_Set problem_.
Please copy all of the rows below word for word, leaving out the pictures.

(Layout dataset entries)

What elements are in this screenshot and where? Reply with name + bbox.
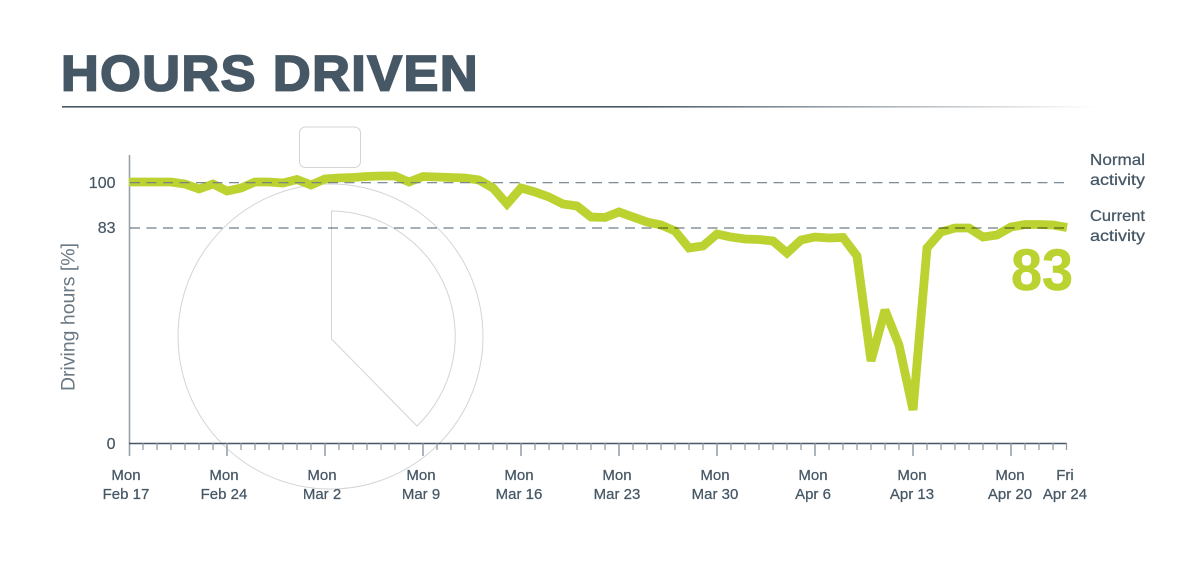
label: normal activity: activity: [1090, 172, 1145, 189]
x axis labels: Apr 24: [1043, 486, 1087, 503]
label: normal activity: [1090, 152, 1145, 189]
x axis labels: Mon: [504, 467, 534, 484]
x axis labels: Apr 13: [890, 486, 934, 503]
stopwatch outline: [178, 127, 483, 489]
driving hours line: [129, 176, 1067, 410]
current value: 83: [1011, 238, 1073, 303]
y axis labels: [89, 175, 116, 453]
x axis labels: Mon: [798, 467, 828, 484]
y axis title: Driving hours [%]: [58, 243, 80, 391]
x axis labels: Mon: [406, 467, 436, 484]
x axis labels: Mon: [700, 467, 730, 484]
title: HOURS DRIVEN: [61, 44, 479, 101]
x axis labels: Mar 23: [594, 486, 640, 503]
x axis labels: Feb 24: [201, 486, 247, 503]
y axis: [128, 155, 130, 456]
label: current activity: [1090, 208, 1146, 245]
x axis labels: Mon: [209, 467, 239, 484]
x axis labels: Mon: [307, 467, 337, 484]
y axis labels: 0: [107, 436, 116, 453]
x axis labels: Apr 6: [795, 486, 831, 503]
label: normal activity: Normal: [1090, 152, 1145, 169]
y axis labels: 83: [98, 220, 116, 237]
x axis labels: Mon: [111, 467, 141, 484]
reference line: normal activity: [130, 182, 1067, 184]
x axis with ticks: [129, 443, 1067, 456]
x axis labels: Mar 16: [496, 486, 542, 503]
x axis labels: Mon: [897, 467, 927, 484]
reference line: current activity: [130, 227, 1067, 229]
x axis labels: Mar 30: [692, 486, 738, 503]
y axis labels: 100: [89, 175, 116, 192]
x axis labels: Fri: [1056, 467, 1074, 484]
x axis labels: Feb 17: [103, 486, 149, 503]
x axis labels: Mar 2: [303, 486, 341, 503]
x axis labels: Mon: [602, 467, 632, 484]
label: current activity: Current: [1090, 208, 1146, 225]
x axis labels: Mon: [995, 467, 1025, 484]
x axis labels: Mar 9: [402, 486, 440, 503]
title rule: [62, 106, 1097, 108]
x axis labels: Apr 20: [988, 486, 1032, 503]
label: current activity: activity: [1090, 228, 1145, 245]
x axis labels: [103, 467, 1087, 503]
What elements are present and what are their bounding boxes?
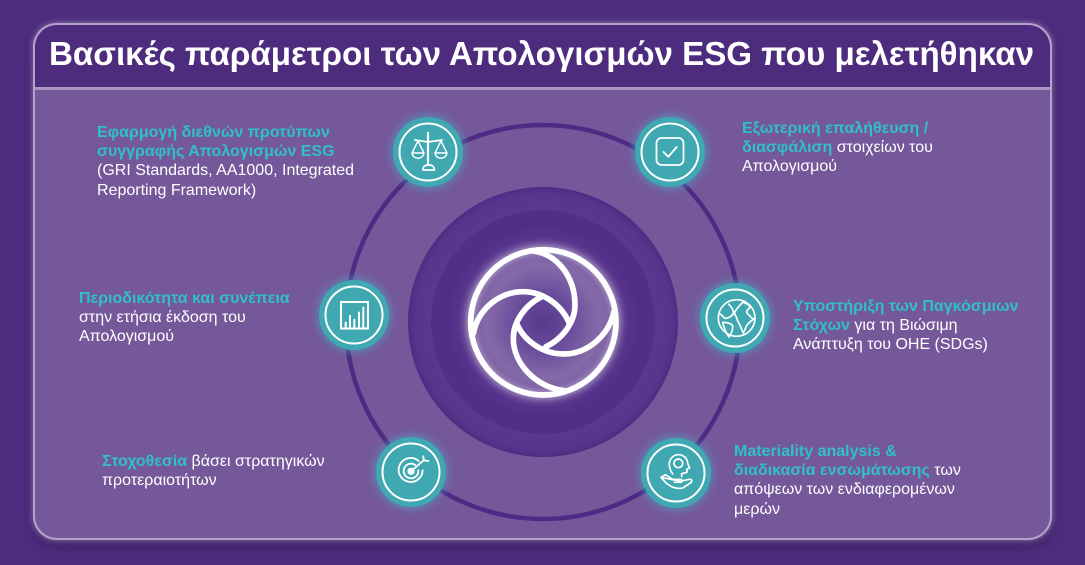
text block: international standards: συγγραφής Απολογισμών ESG xyxy=(97,143,335,160)
text block: SDGs xyxy=(793,298,1018,353)
text block: international standards: Reporting Framework) xyxy=(97,182,256,199)
text block: periodicity: στην ετήσια έκδοση του xyxy=(79,309,246,326)
text block: SDGs: Υποστήριξη των Παγκόσμιων xyxy=(793,298,1018,315)
text block: periodicity: Περιοδικότητα και συνέπεια xyxy=(79,290,290,307)
icon: target with arrow xyxy=(373,434,449,510)
icon: bar chart xyxy=(316,277,392,353)
text block: materiality: Materiality analysis & xyxy=(734,443,897,460)
text block: periodicity: Απολογισμού xyxy=(79,328,174,345)
text block: external assurance: Εξωτερική επαλήθευση / xyxy=(742,120,928,137)
text block: SDGs: Στόχων για τη Βιώσιμη xyxy=(793,317,958,334)
text block: materiality: απόψεων των ενδιαφερομένων xyxy=(734,481,955,498)
outer ring xyxy=(346,125,740,519)
icon: scales xyxy=(390,114,466,190)
text block: international standards: (GRI Standards, AA1000, Integrated xyxy=(97,162,354,179)
text block: periodicity xyxy=(79,290,290,345)
text block: international standards: Εφαρμογή διεθνών προτύπων xyxy=(97,124,330,141)
central disc xyxy=(408,187,678,457)
title banner xyxy=(35,25,1050,90)
text block: SDGs: Ανάπτυξη του ΟΗΕ (SDGs) xyxy=(793,336,988,353)
text block: external assurance xyxy=(742,120,933,175)
icon: central swirl logo xyxy=(471,250,616,395)
text block: materiality: διαδικασία ενσωμάτωσης των xyxy=(734,462,961,479)
text block: goal setting xyxy=(102,453,325,489)
icon: head and hand xyxy=(638,435,714,511)
text block: goal setting: Στοχοθεσία βάσει στρατηγικών xyxy=(102,453,325,470)
text block: external assurance: διασφάλιση στοιχείων του xyxy=(742,139,933,156)
title: Βασικές παράμετροι των Απολογισμών ESG που μελετήθηκαν xyxy=(49,36,1034,73)
text block: international standards xyxy=(97,124,354,199)
text block: external assurance: Απολογισμού xyxy=(742,158,837,175)
icon: globe xyxy=(697,280,773,356)
text block: goal setting: προτεραιοτήτων xyxy=(102,472,217,489)
icon: checkbox xyxy=(632,114,708,190)
text block: materiality: μερών xyxy=(734,501,780,518)
text block: materiality xyxy=(734,443,961,518)
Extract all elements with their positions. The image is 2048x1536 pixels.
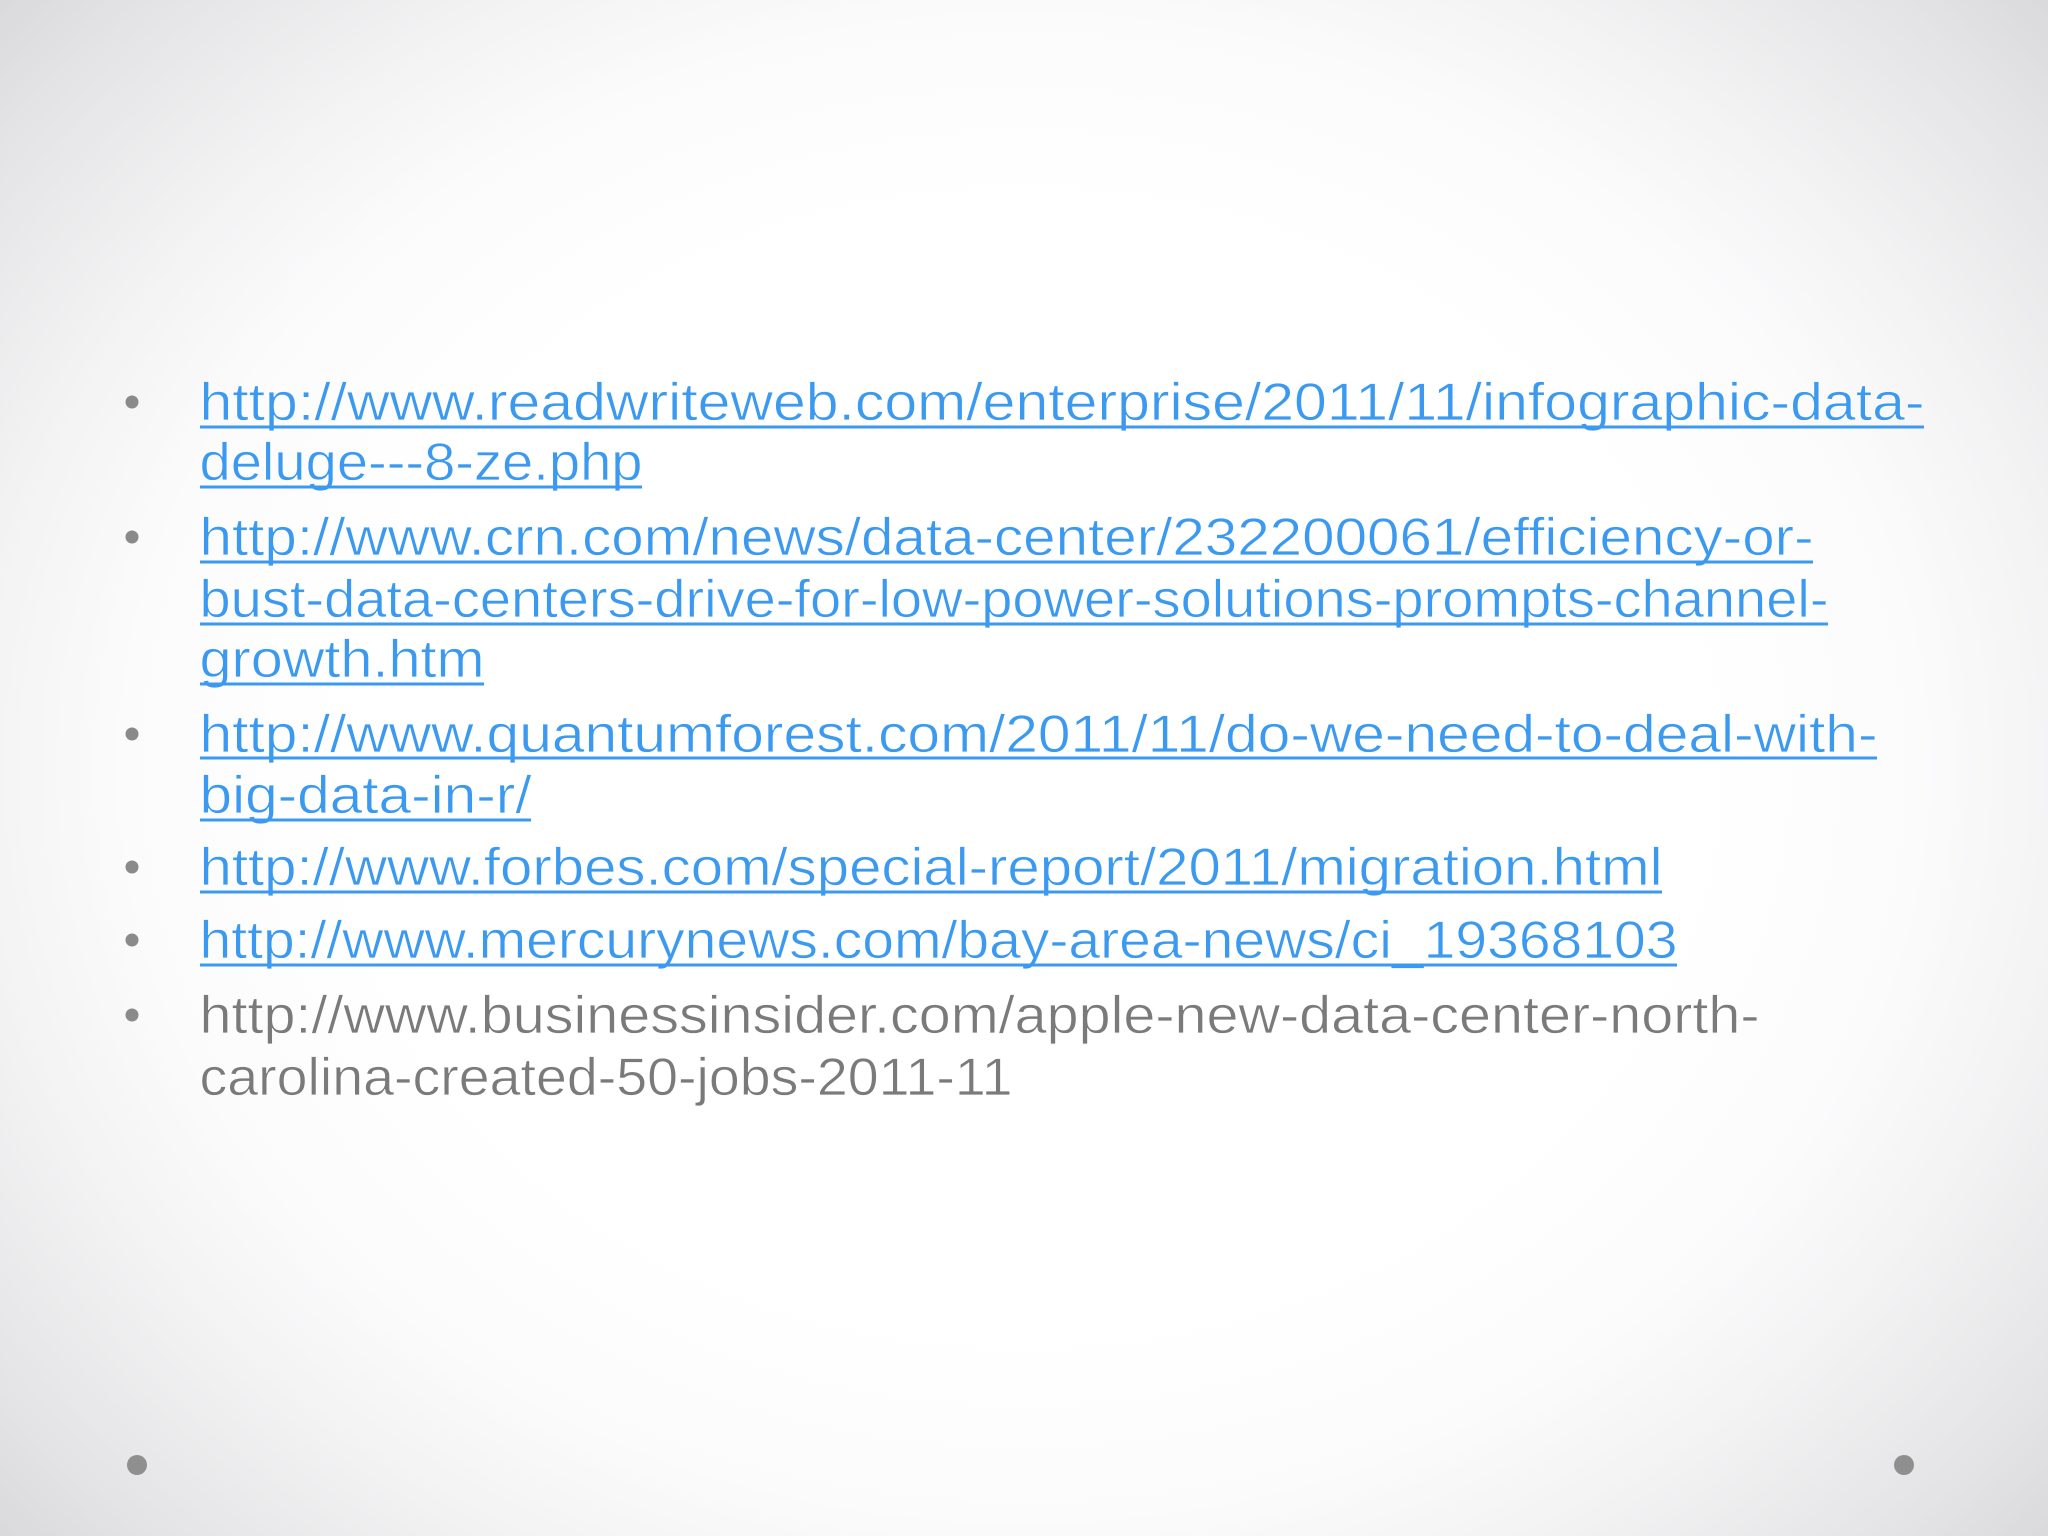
reference list xyxy=(126,373,1924,1107)
reference 6: businessinsider plain text: carolina-created-50-jobs-2011-11 xyxy=(200,1048,1012,1107)
reference 4: forbes link: http://www.forbes.com/special-report/2011/migration.html xyxy=(200,838,1662,897)
reference 3: quantumforest link: big-data-in-r/ xyxy=(200,766,532,825)
reference 3: quantumforest link: http://www.quantumforest.com/2011/11/do-we-need-to-deal-with- xyxy=(200,705,1878,764)
reference 5: mercurynews link: http://www.mercurynews.com/bay-area-news/ci_19368103 xyxy=(200,911,1678,970)
reference 1: readwriteweb link: http://www.readwriteweb.com/enterprise/2011/11/infographic-data- xyxy=(200,373,1924,432)
reference 1: readwriteweb link: deluge---8-ze.php xyxy=(200,433,642,492)
reference 1: readwriteweb link xyxy=(126,373,1924,492)
reference 6: businessinsider plain text xyxy=(126,986,1760,1107)
decorative dot: bottom right xyxy=(1894,1455,1914,1475)
reference 2: crn link xyxy=(126,508,1828,689)
reference 2: crn link: bust-data-centers-drive-for-low-power-solutions-prompts-channel- xyxy=(200,570,1828,629)
reference 2: crn link: growth.htm xyxy=(200,630,484,689)
reference 3: quantumforest link xyxy=(126,705,1878,825)
reference 6: businessinsider plain text: http://www.businessinsider.com/apple-new-data-center-north- xyxy=(200,986,1760,1045)
reference 2: crn link: http://www.crn.com/news/data-center/232200061/efficiency-or- xyxy=(200,508,1814,567)
decorative dot: bottom left xyxy=(127,1455,147,1475)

_Result_.
What elements are in this screenshot and where? Reply with name + bbox.
label: normal activity: activity: [1090, 172, 1145, 189]
x axis labels: Apr 24: [1043, 486, 1087, 503]
label: normal activity: [1090, 152, 1145, 189]
x axis labels: Mon: [504, 467, 534, 484]
x axis labels: Apr 13: [890, 486, 934, 503]
stopwatch outline: [178, 127, 483, 489]
driving hours line: [129, 176, 1067, 410]
current value: 83: [1011, 238, 1073, 303]
y axis labels: [89, 175, 116, 453]
x axis labels: Mon: [798, 467, 828, 484]
y axis title: Driving hours [%]: [58, 243, 80, 391]
x axis labels: Mon: [406, 467, 436, 484]
x axis labels: Mon: [700, 467, 730, 484]
title: HOURS DRIVEN: [61, 44, 479, 101]
x axis labels: Mar 23: [594, 486, 640, 503]
x axis labels: Feb 24: [201, 486, 247, 503]
y axis: [128, 155, 130, 456]
label: current activity: [1090, 208, 1146, 245]
x axis labels: Mon: [209, 467, 239, 484]
x axis labels: Mon: [307, 467, 337, 484]
y axis labels: 0: [107, 436, 116, 453]
x axis labels: Apr 6: [795, 486, 831, 503]
label: normal activity: Normal: [1090, 152, 1145, 169]
y axis labels: 83: [98, 220, 116, 237]
x axis labels: Mon: [111, 467, 141, 484]
reference line: normal activity: [130, 182, 1067, 184]
x axis with ticks: [129, 443, 1067, 456]
x axis labels: Mar 16: [496, 486, 542, 503]
x axis labels: Mon: [897, 467, 927, 484]
reference line: current activity: [130, 227, 1067, 229]
x axis labels: Mar 30: [692, 486, 738, 503]
y axis labels: 100: [89, 175, 116, 192]
x axis labels: Fri: [1056, 467, 1074, 484]
x axis labels: Feb 17: [103, 486, 149, 503]
x axis labels: Mar 2: [303, 486, 341, 503]
x axis labels: Mon: [602, 467, 632, 484]
label: current activity: Current: [1090, 208, 1146, 225]
x axis labels: Mon: [995, 467, 1025, 484]
x axis labels: Mar 9: [402, 486, 440, 503]
title rule: [62, 106, 1097, 108]
x axis labels: Apr 20: [988, 486, 1032, 503]
label: current activity: activity: [1090, 228, 1145, 245]
x axis labels: [103, 467, 1087, 503]
What elements are present and what are their bounding boxes?
text block: international standards: συγγραφής Απολογισμών ESG xyxy=(97,143,335,160)
text block: SDGs xyxy=(793,298,1018,353)
text block: international standards: Reporting Framework) xyxy=(97,182,256,199)
text block: periodicity: στην ετήσια έκδοση του xyxy=(79,309,246,326)
text block: SDGs: Υποστήριξη των Παγκόσμιων xyxy=(793,298,1018,315)
text block: periodicity: Περιοδικότητα και συνέπεια xyxy=(79,290,290,307)
icon: target with arrow xyxy=(373,434,449,510)
icon: bar chart xyxy=(316,277,392,353)
text block: materiality: Materiality analysis & xyxy=(734,443,897,460)
text block: periodicity: Απολογισμού xyxy=(79,328,174,345)
text block: external assurance: Εξωτερική επαλήθευση / xyxy=(742,120,928,137)
text block: SDGs: Στόχων για τη Βιώσιμη xyxy=(793,317,958,334)
text block: materiality: απόψεων των ενδιαφερομένων xyxy=(734,481,955,498)
outer ring xyxy=(346,125,740,519)
icon: scales xyxy=(390,114,466,190)
text block: international standards: (GRI Standards, AA1000, Integrated xyxy=(97,162,354,179)
text block: periodicity xyxy=(79,290,290,345)
text block: international standards: Εφαρμογή διεθνών προτύπων xyxy=(97,124,330,141)
central disc xyxy=(408,187,678,457)
title banner xyxy=(35,25,1050,90)
text block: SDGs: Ανάπτυξη του ΟΗΕ (SDGs) xyxy=(793,336,988,353)
text block: external assurance xyxy=(742,120,933,175)
icon: central swirl logo xyxy=(471,250,616,395)
text block: materiality: διαδικασία ενσωμάτωσης των xyxy=(734,462,961,479)
text block: goal setting xyxy=(102,453,325,489)
icon: head and hand xyxy=(638,435,714,511)
text block: goal setting: Στοχοθεσία βάσει στρατηγικών xyxy=(102,453,325,470)
text block: external assurance: διασφάλιση στοιχείων του xyxy=(742,139,933,156)
title: Βασικές παράμετροι των Απολογισμών ESG που μελετήθηκαν xyxy=(49,36,1034,73)
text block: international standards xyxy=(97,124,354,199)
text block: external assurance: Απολογισμού xyxy=(742,158,837,175)
icon: globe xyxy=(697,280,773,356)
text block: goal setting: προτεραιοτήτων xyxy=(102,472,217,489)
icon: checkbox xyxy=(632,114,708,190)
text block: materiality: μερών xyxy=(734,501,780,518)
text block: materiality xyxy=(734,443,961,518)
Extract all elements with their positions. The image is 2048x1536 pixels.
reference list xyxy=(126,373,1924,1107)
reference 6: businessinsider plain text: carolina-created-50-jobs-2011-11 xyxy=(200,1048,1012,1107)
reference 4: forbes link: http://www.forbes.com/special-report/2011/migration.html xyxy=(200,838,1662,897)
reference 3: quantumforest link: big-data-in-r/ xyxy=(200,766,532,825)
reference 3: quantumforest link: http://www.quantumforest.com/2011/11/do-we-need-to-deal-with- xyxy=(200,705,1878,764)
reference 5: mercurynews link: http://www.mercurynews.com/bay-area-news/ci_19368103 xyxy=(200,911,1678,970)
reference 1: readwriteweb link: http://www.readwriteweb.com/enterprise/2011/11/infographic-data- xyxy=(200,373,1924,432)
reference 1: readwriteweb link: deluge---8-ze.php xyxy=(200,433,642,492)
reference 1: readwriteweb link xyxy=(126,373,1924,492)
reference 6: businessinsider plain text xyxy=(126,986,1760,1107)
decorative dot: bottom right xyxy=(1894,1455,1914,1475)
reference 2: crn link xyxy=(126,508,1828,689)
reference 2: crn link: bust-data-centers-drive-for-low-power-solutions-prompts-channel- xyxy=(200,570,1828,629)
reference 2: crn link: growth.htm xyxy=(200,630,484,689)
reference 3: quantumforest link xyxy=(126,705,1878,825)
reference 6: businessinsider plain text: http://www.businessinsider.com/apple-new-data-center-north- xyxy=(200,986,1760,1045)
reference 2: crn link: http://www.crn.com/news/data-center/232200061/efficiency-or- xyxy=(200,508,1814,567)
decorative dot: bottom left xyxy=(127,1455,147,1475)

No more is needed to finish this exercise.